— Start of Raw records —

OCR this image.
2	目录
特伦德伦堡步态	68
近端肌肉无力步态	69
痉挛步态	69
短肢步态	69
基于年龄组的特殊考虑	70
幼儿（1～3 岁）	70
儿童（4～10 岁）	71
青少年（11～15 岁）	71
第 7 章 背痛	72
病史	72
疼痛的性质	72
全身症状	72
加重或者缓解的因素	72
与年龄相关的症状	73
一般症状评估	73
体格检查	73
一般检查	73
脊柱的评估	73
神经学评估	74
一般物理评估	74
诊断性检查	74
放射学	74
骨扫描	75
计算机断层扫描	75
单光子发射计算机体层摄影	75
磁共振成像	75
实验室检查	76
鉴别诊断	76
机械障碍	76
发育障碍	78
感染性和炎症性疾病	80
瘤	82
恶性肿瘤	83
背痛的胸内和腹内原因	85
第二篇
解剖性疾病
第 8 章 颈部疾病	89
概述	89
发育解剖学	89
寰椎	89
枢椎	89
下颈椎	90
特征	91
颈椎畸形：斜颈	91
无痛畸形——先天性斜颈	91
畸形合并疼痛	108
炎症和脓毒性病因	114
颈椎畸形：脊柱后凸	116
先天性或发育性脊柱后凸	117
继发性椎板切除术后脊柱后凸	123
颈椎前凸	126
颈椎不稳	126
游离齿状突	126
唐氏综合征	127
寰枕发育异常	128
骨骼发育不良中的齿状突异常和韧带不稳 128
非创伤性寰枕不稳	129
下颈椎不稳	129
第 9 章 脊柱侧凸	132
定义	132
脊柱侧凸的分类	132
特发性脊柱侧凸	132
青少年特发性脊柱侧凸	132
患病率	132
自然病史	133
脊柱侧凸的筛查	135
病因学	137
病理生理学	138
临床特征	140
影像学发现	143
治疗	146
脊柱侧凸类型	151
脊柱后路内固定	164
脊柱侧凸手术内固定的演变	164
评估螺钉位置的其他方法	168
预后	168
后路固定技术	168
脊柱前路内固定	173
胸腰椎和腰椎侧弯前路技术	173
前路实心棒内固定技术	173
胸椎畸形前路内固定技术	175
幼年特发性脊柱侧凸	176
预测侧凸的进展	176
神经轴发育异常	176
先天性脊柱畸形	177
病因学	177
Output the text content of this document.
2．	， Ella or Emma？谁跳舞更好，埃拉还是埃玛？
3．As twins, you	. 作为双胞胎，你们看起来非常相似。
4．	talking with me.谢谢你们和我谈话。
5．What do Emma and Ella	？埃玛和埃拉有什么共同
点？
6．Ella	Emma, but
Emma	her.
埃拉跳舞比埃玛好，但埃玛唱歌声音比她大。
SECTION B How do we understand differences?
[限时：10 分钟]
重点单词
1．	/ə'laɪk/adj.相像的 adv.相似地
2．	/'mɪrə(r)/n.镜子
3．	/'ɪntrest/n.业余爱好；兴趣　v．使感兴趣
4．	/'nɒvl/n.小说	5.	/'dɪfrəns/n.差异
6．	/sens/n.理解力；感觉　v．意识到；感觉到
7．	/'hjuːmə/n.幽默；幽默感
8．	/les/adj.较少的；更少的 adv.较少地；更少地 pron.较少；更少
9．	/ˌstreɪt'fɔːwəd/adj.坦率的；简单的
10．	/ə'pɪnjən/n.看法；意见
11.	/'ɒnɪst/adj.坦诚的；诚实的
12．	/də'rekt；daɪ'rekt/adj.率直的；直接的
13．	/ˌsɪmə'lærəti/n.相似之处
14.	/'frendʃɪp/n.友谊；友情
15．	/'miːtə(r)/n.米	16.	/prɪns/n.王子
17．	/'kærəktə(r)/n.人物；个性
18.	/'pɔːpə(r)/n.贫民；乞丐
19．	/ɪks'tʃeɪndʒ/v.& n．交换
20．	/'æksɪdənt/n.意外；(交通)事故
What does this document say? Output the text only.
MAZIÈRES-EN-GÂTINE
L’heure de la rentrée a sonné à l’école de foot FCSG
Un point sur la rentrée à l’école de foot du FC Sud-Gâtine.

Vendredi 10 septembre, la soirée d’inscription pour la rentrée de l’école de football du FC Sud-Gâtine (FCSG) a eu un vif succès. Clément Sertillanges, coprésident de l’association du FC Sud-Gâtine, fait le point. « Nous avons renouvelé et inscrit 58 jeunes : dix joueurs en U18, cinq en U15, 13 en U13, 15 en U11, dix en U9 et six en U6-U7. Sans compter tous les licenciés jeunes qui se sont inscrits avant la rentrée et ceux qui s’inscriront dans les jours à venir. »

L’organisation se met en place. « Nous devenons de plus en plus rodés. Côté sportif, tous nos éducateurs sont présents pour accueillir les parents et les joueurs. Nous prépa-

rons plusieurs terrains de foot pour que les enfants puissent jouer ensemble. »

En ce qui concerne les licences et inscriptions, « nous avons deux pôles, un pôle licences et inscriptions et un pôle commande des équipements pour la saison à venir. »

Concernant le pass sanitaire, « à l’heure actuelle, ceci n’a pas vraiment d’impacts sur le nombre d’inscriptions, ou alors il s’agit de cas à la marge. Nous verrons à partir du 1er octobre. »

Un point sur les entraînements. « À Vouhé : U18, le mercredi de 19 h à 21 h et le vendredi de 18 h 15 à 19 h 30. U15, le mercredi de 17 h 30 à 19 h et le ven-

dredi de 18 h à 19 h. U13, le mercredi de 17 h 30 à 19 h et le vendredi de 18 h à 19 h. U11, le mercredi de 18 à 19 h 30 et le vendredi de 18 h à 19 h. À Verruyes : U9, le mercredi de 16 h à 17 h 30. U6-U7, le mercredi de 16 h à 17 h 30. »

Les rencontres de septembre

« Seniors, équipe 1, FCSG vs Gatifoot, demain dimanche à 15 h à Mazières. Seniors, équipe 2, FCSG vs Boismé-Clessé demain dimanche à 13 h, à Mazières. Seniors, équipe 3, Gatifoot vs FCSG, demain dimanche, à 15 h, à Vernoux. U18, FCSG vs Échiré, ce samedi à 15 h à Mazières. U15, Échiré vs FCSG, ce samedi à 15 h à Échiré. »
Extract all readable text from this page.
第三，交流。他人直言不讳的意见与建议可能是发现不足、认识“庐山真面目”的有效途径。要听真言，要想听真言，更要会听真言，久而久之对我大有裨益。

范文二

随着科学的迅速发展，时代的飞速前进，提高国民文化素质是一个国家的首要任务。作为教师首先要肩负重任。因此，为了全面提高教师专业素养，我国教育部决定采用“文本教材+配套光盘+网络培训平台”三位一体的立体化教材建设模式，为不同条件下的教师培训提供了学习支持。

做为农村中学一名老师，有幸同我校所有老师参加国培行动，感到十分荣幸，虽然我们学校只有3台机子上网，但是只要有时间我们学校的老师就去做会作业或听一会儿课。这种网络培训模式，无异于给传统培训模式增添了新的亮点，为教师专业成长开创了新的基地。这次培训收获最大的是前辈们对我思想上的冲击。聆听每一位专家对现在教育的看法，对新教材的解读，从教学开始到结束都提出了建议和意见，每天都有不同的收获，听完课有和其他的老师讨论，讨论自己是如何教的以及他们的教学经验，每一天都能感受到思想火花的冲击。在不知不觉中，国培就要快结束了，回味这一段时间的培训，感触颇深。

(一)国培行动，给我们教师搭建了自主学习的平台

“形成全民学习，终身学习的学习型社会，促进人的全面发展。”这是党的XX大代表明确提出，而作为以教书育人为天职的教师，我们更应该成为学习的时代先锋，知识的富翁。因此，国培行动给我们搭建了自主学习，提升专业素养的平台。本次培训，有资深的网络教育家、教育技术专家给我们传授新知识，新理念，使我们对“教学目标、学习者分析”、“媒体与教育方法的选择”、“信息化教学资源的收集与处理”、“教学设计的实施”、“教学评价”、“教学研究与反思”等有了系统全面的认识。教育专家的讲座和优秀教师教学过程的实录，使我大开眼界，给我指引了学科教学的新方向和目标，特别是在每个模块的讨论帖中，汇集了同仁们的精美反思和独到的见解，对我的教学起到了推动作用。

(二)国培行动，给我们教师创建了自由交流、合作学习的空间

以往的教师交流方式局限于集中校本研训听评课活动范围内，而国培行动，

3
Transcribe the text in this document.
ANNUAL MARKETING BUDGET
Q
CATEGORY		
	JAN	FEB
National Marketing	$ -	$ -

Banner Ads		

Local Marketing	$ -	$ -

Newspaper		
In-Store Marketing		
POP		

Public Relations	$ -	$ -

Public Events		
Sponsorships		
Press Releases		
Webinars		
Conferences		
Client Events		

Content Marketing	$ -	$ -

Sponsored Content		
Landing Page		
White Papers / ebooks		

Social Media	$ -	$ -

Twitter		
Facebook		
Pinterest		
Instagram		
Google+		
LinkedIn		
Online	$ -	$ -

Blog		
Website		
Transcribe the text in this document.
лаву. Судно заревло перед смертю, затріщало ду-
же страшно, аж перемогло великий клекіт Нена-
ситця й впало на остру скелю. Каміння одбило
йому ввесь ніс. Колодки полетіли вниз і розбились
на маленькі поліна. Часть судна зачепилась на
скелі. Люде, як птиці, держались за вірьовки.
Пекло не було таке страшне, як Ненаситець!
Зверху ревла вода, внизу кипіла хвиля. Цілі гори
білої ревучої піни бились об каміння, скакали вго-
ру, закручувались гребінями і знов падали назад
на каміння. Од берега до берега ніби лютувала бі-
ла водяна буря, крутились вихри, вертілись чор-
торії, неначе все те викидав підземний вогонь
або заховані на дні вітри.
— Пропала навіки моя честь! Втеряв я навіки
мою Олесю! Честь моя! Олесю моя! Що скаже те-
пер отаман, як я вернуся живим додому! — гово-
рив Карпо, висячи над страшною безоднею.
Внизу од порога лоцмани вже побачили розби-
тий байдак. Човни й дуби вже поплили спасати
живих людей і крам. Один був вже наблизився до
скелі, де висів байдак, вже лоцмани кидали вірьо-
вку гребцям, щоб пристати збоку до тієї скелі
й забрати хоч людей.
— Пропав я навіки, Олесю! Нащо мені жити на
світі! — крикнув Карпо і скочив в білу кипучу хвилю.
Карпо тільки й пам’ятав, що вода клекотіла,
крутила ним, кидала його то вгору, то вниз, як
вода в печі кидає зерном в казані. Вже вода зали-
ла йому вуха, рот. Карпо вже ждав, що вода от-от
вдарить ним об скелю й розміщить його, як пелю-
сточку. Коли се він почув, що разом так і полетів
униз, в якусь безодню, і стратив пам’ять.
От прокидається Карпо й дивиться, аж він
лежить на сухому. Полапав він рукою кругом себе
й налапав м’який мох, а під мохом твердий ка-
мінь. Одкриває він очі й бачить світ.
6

— End of Raw records —

**Work instructions:**
From the entries above, select each line containing the string "йому".

**Exercise solution:**
йому ввесь ніс. Колодки полетіли вниз і розбились
ла йому вуха, рот. Карпо вже ждав, що вода от-от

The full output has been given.